╭─ EXERCISE INPUT

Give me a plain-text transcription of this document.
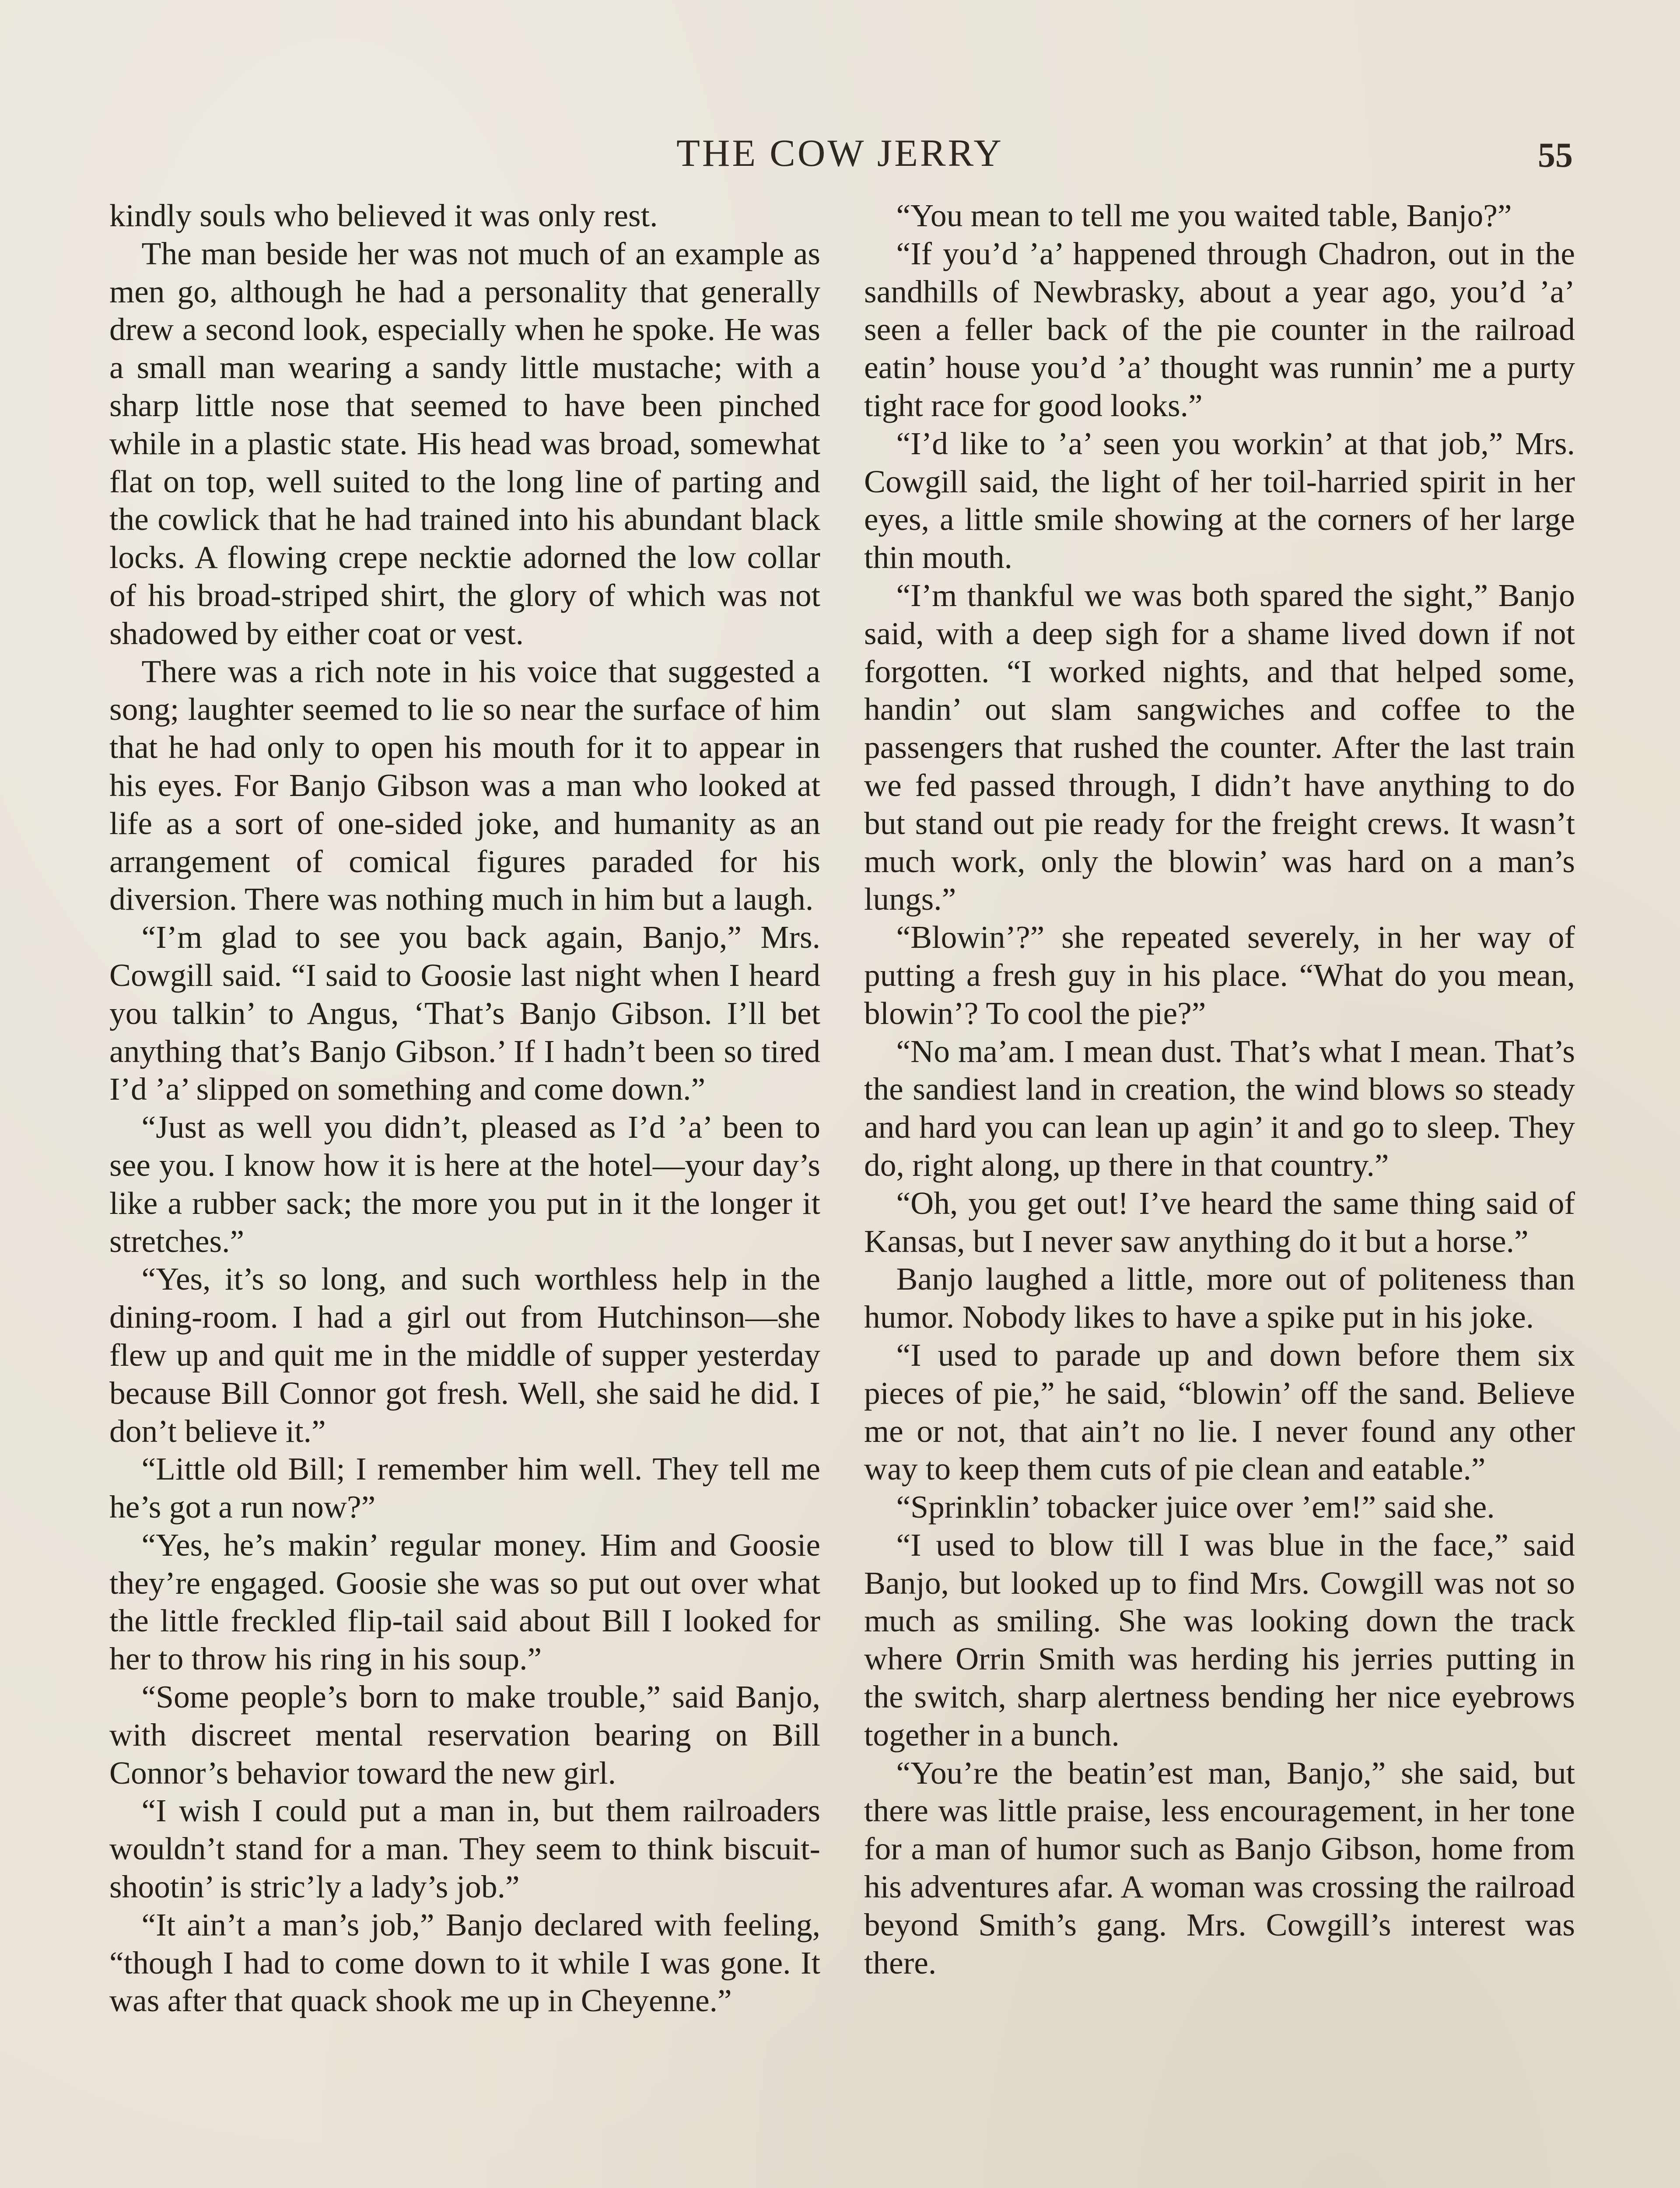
THE COW JERRY	55

kindly souls who believed it was only rest.

The man beside her was not much of an example as men go, although he had a personality that generally drew a second look, especially when he spoke. He was a small man wearing a sandy little mustache; with a sharp little nose that seemed to have been pinched while in a plastic state. His head was broad, somewhat flat on top, well suited to the long line of parting and the cowlick that he had trained into his abundant black locks. A flowing crepe necktie adorned the low collar of his broad-striped shirt, the glory of which was not shadowed by either coat or vest.

There was a rich note in his voice that suggested a song; laughter seemed to lie so near the surface of him that he had only to open his mouth for it to appear in his eyes. For Banjo Gibson was a man who looked at life as a sort of one-sided joke, and humanity as an arrangement of comical figures paraded for his diversion. There was nothing much in him but a laugh.

“I’m glad to see you back again, Banjo,” Mrs. Cowgill said. “I said to Goosie last night when I heard you talkin’ to Angus, ‘That’s Banjo Gibson. I’ll bet anything that’s Banjo Gibson.’ If I hadn’t been so tired I’d ’a’ slipped on something and come down.”

“Just as well you didn’t, pleased as I’d ’a’ been to see you. I know how it is here at the hotel—your day’s like a rubber sack; the more you put in it the longer it stretches.”

“Yes, it’s so long, and such worthless help in the dining-room. I had a girl out from Hutchinson—she flew up and quit me in the middle of supper yesterday because Bill Connor got fresh. Well, she said he did. I don’t believe it.”

“Little old Bill; I remember him well. They tell me he’s got a run now?”

“Yes, he’s makin’ regular money. Him and Goosie they’re engaged. Goosie she was so put out over what the little freckled flip-tail said about Bill I looked for her to throw his ring in his soup.”

“Some people’s born to make trouble,” said Banjo, with discreet mental reservation bearing on Bill Connor’s behavior toward the new girl.

“I wish I could put a man in, but them railroaders wouldn’t stand for a man. They seem to think biscuit-shootin’ is stric’ly a lady’s job.”

“It ain’t a man’s job,” Banjo declared with feeling, “though I had to come down to it while I was gone. It was after that quack shook me up in Cheyenne.”

“You mean to tell me you waited table, Banjo?”

“If you’d ’a’ happened through Chadron, out in the sandhills of Newbrasky, about a year ago, you’d ’a’ seen a feller back of the pie counter in the railroad eatin’ house you’d ’a’ thought was runnin’ me a purty tight race for good looks.”

“I’d like to ’a’ seen you workin’ at that job,” Mrs. Cowgill said, the light of her toil-harried spirit in her eyes, a little smile showing at the corners of her large thin mouth.

“I’m thankful we was both spared the sight,” Banjo said, with a deep sigh for a shame lived down if not forgotten. “I worked nights, and that helped some, handin’ out slam sangwiches and coffee to the passengers that rushed the counter. After the last train we fed passed through, I didn’t have anything to do but stand out pie ready for the freight crews. It wasn’t much work, only the blowin’ was hard on a man’s lungs.”

“Blowin’?” she repeated severely, in her way of putting a fresh guy in his place. “What do you mean, blowin’? To cool the pie?”

“No ma’am. I mean dust. That’s what I mean. That’s the sandiest land in creation, the wind blows so steady and hard you can lean up agin’ it and go to sleep. They do, right along, up there in that country.”

“Oh, you get out! I’ve heard the same thing said of Kansas, but I never saw anything do it but a horse.”

Banjo laughed a little, more out of politeness than humor. Nobody likes to have a spike put in his joke.

“I used to parade up and down before them six pieces of pie,” he said, “blowin’ off the sand. Believe me or not, that ain’t no lie. I never found any other way to keep them cuts of pie clean and eatable.”

“Sprinklin’ tobacker juice over ’em!” said she.

“I used to blow till I was blue in the face,” said Banjo, but looked up to find Mrs. Cowgill was not so much as smiling. She was looking down the track where Orrin Smith was herding his jerries putting in the switch, sharp alertness bending her nice eyebrows together in a bunch.

“You’re the beatin’est man, Banjo,” she said, but there was little praise, less encouragement, in her tone for a man of humor such as Banjo Gibson, home from his adventures afar. A woman was crossing the railroad beyond Smith’s gang. Mrs. Cowgill’s interest was there.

╰─

* [THE REQUEST]: Compute how many lines include the string "more", then give that number by itself.

* [OUTPUT]: 2